KUTIPAN TERPILIH ->
- - - - -

Akhirnya saya chat Riay, mungkin ada ide apa yang mungkin bisa saya lakukan untuk membunuh waktu dan beliau mengusulkan untuk main di arena permainan tetapi saya langsung tolak mentah-mentah karena tidak mungkin enak jika saya main sendiri, untungnya tiba-tiba ada ide untuk menonton film di bioskop, ya sudah akhirnya saya putuskan untuk menonton film tetapi di tempat lain karena jadwalnya tidak bagus.

Saya pesan Gojek dan langsung pergi menuju Jogja City Mal yang letaknya berada di Jalan Magelang. Malnya memang besar, ala Eropa tetapi entah hawanya aneh dan interiornya jauh lebih baik mal yang sejenis di Yogyakarta. Saya pun membeli tiket bioskop secara langsung (on the spot) dan sungguh tercengang karena harganya lumayan mahal untuk kelas Jogja, Rp35.000 walaupun mungkin faktor dari kelas malnya juga. Dan tidak disangka, walaupun hari itu adalah hari kerja namun studionya ramai padahal filmnya juga sudah agak lama di bioskop.

Saya menonton Ford vs Ferrari, filmnya bagus dan menarik untuk disimak namun yang tidak menarik adalah saya menonton sendirian ketika sebelah-sebelah saya pada berpasangan semua. Selesai nonton, saya pun mencoba menghubungi mbak Riay apakah hari ini saya dapat bertemu dengannya lagi dan saya janjian dengan beliau untuk bermain di arena permainan di Mal Malioboro. Saya pun langsung tancap gas dengan transportasi daring ojek ke sana padahal kalau dipikir-pikir beliau sudah mau pulang tetapi balik lagi, maafkan saya telah menganggu waktu Anda.

- - - - -

Tolong ringkas kutipan tentang menonton film di Yogyakarta ini dalam dua kalimat. Daftar ini tidak berhubungan dengan kutipan di atas.

- - - - -

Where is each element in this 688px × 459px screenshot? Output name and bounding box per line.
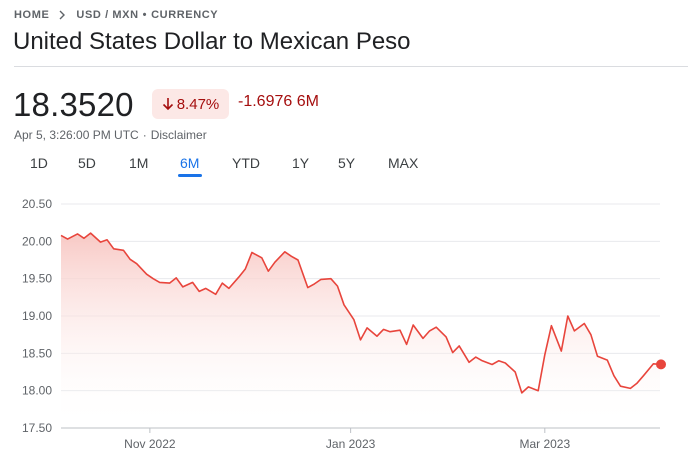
tab-ytd[interactable]: YTD [232,155,260,171]
header-divider [14,66,688,67]
meta-separator: · [142,128,147,142]
x-tick-label: Nov 2022 [124,437,176,451]
tab-5d[interactable]: 5D [78,155,96,171]
y-tick-label: 18.00 [22,384,52,398]
percent-change-badge: 8.47% [152,89,229,119]
y-tick-label: 20.50 [22,197,52,211]
percent-change-value: 8.47% [176,95,220,113]
price-area-fill [61,233,660,428]
tab-max[interactable]: MAX [388,155,419,171]
current-price: 18.3520 [13,86,134,123]
y-tick-label: 19.50 [22,272,52,286]
breadcrumb-pair: USD / MXN [76,9,139,21]
tab-1y[interactable]: 1Y [292,155,310,171]
breadcrumb-home-link[interactable]: HOME [14,9,50,21]
breadcrumb-kind: CURRENCY [151,9,219,21]
arrow-down-icon [162,98,173,111]
y-tick-label: 17.50 [22,421,52,435]
price-chart[interactable]: 20.50 20.00 19.50 19.00 18.50 18.00 17.50 Nov 2… [0,190,688,459]
breadcrumb-separator: • [142,9,148,21]
x-tick-label: Jan 2023 [326,437,376,451]
x-tick-label: Mar 2023 [519,437,570,451]
active-tab-indicator [178,174,202,177]
absolute-change: -1.6976 6M [238,93,319,110]
disclaimer-link[interactable]: Disclaimer [150,128,207,142]
tab-1m[interactable]: 1M [129,155,149,171]
chevron-right-icon [59,10,66,20]
tab-1d[interactable]: 1D [30,155,48,171]
breadcrumb: HOME USD / MXN • CURRENCY [14,7,218,23]
y-tick-label: 18.50 [22,346,52,360]
range-tabs: 1D 5D 1M 6M YTD 1Y 5Y MAX [0,150,460,177]
y-tick-label: 19.00 [22,309,52,323]
quote-timestamp: Apr 5, 3:26:00 PM UTC [14,128,139,142]
tab-5y[interactable]: 5Y [338,155,356,171]
y-tick-label: 20.00 [22,234,52,248]
quote-meta: Apr 5, 3:26:00 PM UTC · Disclaimer [14,128,207,142]
page-title: United States Dollar to Mexican Peso [13,28,411,55]
tab-6m[interactable]: 6M [180,155,200,171]
current-price-marker [656,359,666,370]
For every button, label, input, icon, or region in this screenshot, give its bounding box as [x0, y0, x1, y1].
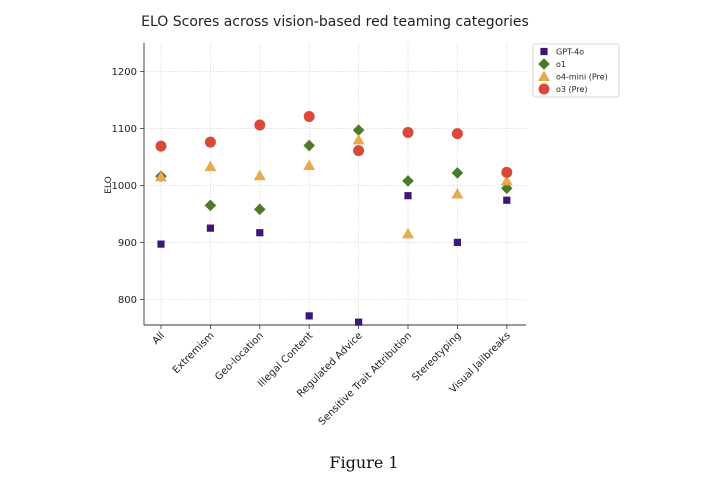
legend-label: o1 [556, 60, 566, 69]
data-point [303, 159, 316, 170]
data-point [254, 119, 266, 131]
elo-scatter-chart: ELO Scores across vision-based red teami… [104, 14, 620, 428]
data-point [206, 224, 214, 232]
x-tick-label: Extremism [171, 330, 217, 376]
data-point [204, 160, 217, 172]
series-o4-mini-pre- [155, 133, 513, 239]
legend: GPT-4o o1 o4-mini (Pre) o3 (Pre) [532, 43, 620, 98]
data-point [503, 196, 511, 204]
y-tick-label: 1200 [112, 67, 137, 78]
data-point [303, 139, 315, 152]
data-point [305, 312, 313, 320]
data-point [451, 128, 463, 140]
data-point [155, 170, 167, 182]
data-point [402, 126, 414, 138]
legend-label: GPT-4o [556, 48, 584, 57]
data-point [451, 187, 464, 199]
y-tick-label: 1100 [112, 124, 137, 135]
y-tick-label: 800 [118, 295, 137, 306]
data-point [256, 229, 264, 237]
series-gpt-4o [157, 192, 511, 326]
legend-label: o4-mini (Pre) [556, 73, 608, 82]
data-point [451, 167, 464, 179]
data-point [352, 124, 365, 136]
x-tick-label: Geo-location [213, 330, 266, 383]
y-tick-label: 1000 [112, 181, 137, 192]
data-point [402, 175, 414, 187]
data-point [402, 227, 414, 239]
data-point [253, 169, 266, 181]
data-point [404, 192, 412, 200]
chart-title: ELO Scores across vision-based red teami… [141, 14, 529, 30]
y-axis-ticks: 800 900 1000 1100 1200 [112, 67, 144, 306]
series-o3-pre- [155, 110, 513, 178]
data-point [501, 182, 513, 195]
legend-marker [538, 70, 550, 81]
figure-caption: Figure 1 [329, 453, 399, 472]
legend-marker [540, 47, 548, 56]
data-point [157, 240, 165, 248]
legend-marker [538, 83, 550, 95]
axes [143, 43, 526, 326]
data-point [501, 166, 513, 178]
data-point [453, 238, 461, 246]
legend-marker [538, 58, 550, 70]
data-point [303, 110, 315, 122]
data-point [355, 318, 363, 326]
x-tick-label: Sensitive Trait Attribution [317, 330, 414, 427]
data-point [500, 174, 513, 186]
data-point [204, 199, 217, 212]
y-tick-label: 900 [118, 238, 137, 249]
data-point [254, 203, 266, 216]
x-tick-label: All [151, 330, 168, 347]
data-point [352, 133, 365, 145]
legend-box [532, 43, 620, 98]
legend-label: o3 (Pre) [556, 85, 588, 94]
y-axis-label: ELO [104, 176, 114, 193]
data-points [155, 110, 513, 326]
data-point [155, 140, 167, 152]
data-point [204, 136, 216, 148]
x-tick-label: Stereotyping [410, 330, 463, 383]
data-point [353, 145, 365, 157]
grid-lines [144, 43, 526, 325]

- - - - -

HASIL YANG BENAR ->
Penulis menolak usul Riay untuk bermain di arena permainan karena tidak enak bermain sendiri, lalu memilih menonton film di Jogja City Mal di Jalan Magelang dengan tiket Rp35.000 yang dirasa lumayan mahal. Seusai menonton Ford vs Ferrari sendirian, penulis berjanji bertemu Riay untuk bermain di arena permainan di Mal Malioboro dan langsung berangkat ke sana dengan ojek daring.